**To do:** Keep only the lines of the data below that contain "type", and copy them.

-- Begin Data section --

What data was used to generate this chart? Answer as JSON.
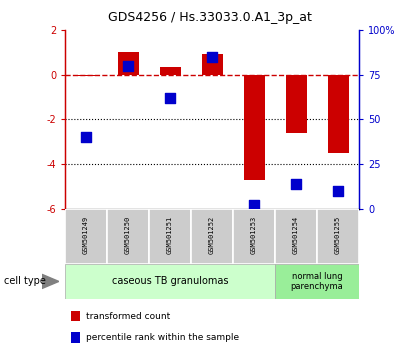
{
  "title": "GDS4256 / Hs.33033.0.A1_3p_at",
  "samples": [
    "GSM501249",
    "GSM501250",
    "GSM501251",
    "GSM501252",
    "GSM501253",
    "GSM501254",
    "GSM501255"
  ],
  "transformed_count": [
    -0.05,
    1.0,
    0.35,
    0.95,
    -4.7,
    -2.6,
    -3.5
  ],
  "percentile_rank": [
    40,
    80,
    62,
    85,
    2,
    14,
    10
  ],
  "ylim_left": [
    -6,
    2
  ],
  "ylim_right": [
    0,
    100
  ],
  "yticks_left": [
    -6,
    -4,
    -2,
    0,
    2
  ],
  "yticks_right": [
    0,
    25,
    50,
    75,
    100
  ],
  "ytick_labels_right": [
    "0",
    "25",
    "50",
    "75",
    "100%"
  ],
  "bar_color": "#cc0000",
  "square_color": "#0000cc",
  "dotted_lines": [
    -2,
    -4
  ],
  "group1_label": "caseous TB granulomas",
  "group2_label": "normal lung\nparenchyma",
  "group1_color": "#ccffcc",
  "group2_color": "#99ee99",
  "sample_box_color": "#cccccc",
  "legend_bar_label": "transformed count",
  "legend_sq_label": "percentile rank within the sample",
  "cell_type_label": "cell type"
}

-- End Data section --
-- Begin Data section --

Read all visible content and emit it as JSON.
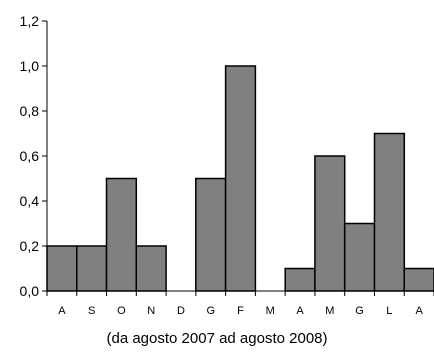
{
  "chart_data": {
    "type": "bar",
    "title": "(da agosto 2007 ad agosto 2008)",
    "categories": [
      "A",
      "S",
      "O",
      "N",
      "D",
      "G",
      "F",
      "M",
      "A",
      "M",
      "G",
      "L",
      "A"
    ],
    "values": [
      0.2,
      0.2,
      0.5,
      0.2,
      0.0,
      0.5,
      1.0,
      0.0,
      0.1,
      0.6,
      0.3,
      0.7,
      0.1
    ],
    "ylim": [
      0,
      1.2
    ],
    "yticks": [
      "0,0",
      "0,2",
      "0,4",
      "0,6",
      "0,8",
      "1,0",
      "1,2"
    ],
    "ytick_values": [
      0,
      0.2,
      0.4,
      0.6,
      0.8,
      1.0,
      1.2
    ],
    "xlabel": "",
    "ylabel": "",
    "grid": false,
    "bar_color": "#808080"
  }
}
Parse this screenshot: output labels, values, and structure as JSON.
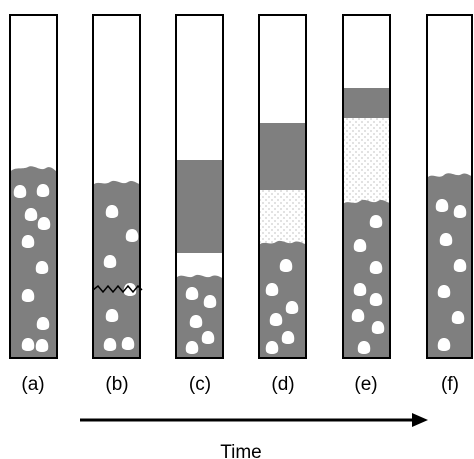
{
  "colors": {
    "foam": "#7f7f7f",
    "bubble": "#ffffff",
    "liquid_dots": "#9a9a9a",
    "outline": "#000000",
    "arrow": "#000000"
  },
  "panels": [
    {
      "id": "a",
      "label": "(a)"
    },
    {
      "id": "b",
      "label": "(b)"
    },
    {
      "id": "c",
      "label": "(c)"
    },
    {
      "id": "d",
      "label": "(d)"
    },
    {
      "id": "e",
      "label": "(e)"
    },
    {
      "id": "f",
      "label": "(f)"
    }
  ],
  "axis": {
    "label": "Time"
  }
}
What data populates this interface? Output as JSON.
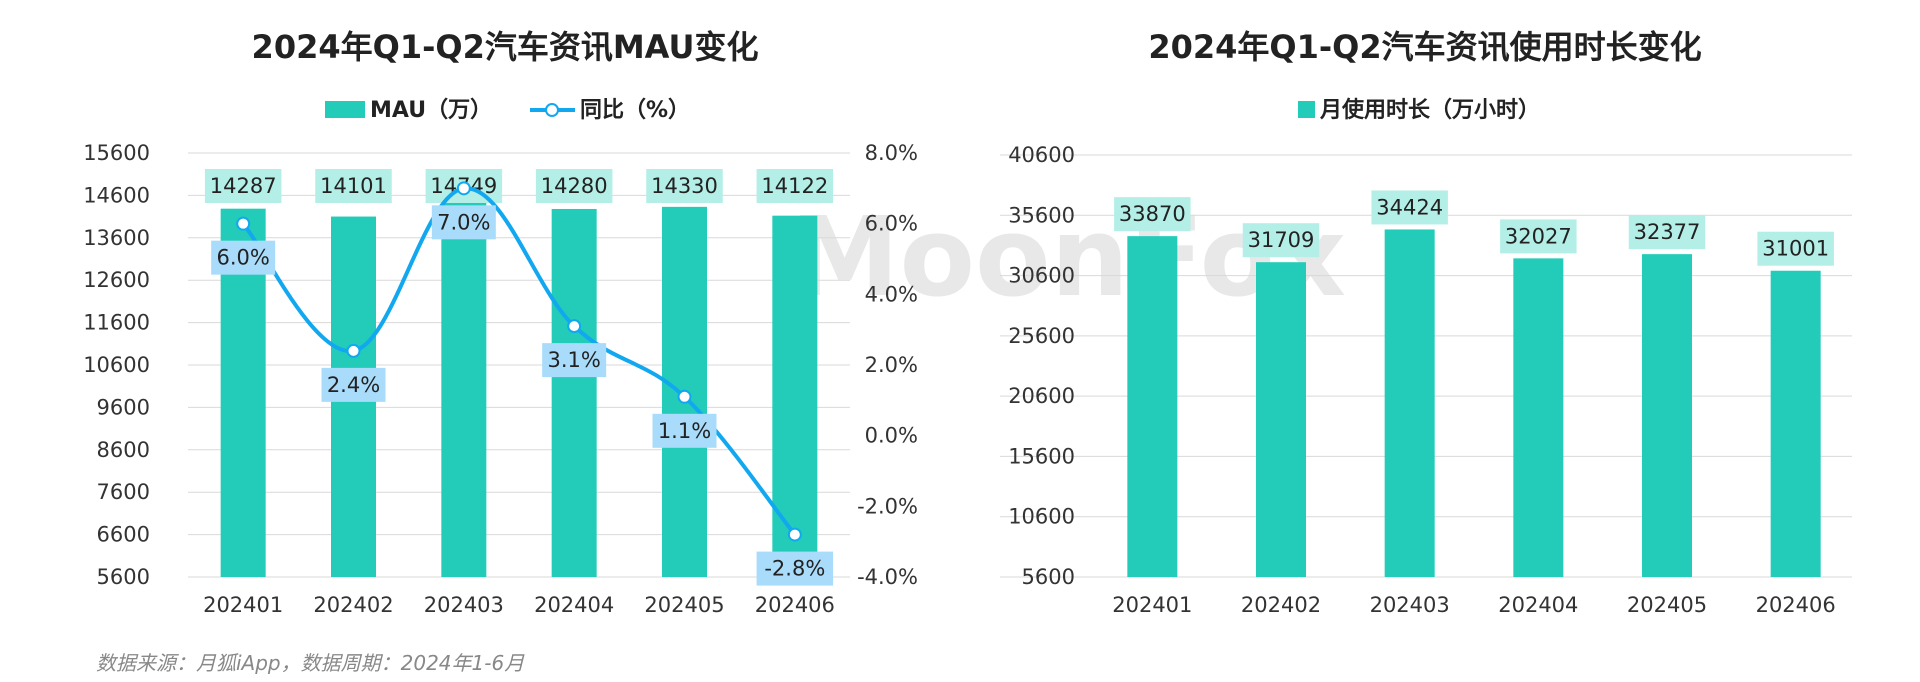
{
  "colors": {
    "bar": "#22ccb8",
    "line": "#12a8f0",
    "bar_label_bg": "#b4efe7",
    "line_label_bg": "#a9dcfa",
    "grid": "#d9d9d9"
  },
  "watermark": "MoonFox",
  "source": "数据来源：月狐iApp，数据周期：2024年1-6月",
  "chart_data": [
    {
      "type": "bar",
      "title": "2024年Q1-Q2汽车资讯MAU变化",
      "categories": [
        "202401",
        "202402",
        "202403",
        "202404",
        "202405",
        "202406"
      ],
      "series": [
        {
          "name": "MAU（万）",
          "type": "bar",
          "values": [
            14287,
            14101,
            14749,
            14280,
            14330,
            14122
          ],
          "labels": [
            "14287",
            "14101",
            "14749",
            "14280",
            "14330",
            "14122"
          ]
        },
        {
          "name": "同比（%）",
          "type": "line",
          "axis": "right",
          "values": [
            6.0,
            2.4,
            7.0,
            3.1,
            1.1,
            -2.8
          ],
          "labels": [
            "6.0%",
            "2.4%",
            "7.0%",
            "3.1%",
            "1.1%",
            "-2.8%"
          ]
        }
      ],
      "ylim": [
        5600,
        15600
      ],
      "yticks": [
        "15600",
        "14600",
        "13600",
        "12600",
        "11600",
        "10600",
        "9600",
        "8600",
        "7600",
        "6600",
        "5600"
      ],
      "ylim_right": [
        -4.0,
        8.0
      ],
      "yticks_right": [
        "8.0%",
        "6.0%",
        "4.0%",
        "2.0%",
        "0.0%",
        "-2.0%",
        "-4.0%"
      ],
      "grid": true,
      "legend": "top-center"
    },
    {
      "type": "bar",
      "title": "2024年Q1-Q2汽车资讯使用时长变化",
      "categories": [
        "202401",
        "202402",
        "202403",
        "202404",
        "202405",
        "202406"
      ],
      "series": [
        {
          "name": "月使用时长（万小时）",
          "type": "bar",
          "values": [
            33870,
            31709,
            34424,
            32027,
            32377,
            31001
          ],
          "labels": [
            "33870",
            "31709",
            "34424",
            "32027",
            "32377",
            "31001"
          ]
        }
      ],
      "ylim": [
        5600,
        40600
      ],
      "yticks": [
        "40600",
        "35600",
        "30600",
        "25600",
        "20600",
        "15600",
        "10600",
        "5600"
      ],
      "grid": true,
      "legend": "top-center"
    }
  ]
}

-- End Data section --

**Task output:**
  "cell_type_label": "cell type"
    "type": "bar",
      "type": "bar",
          "type": "bar",
          "type": "line",
      "type": "bar",
          "type": "bar",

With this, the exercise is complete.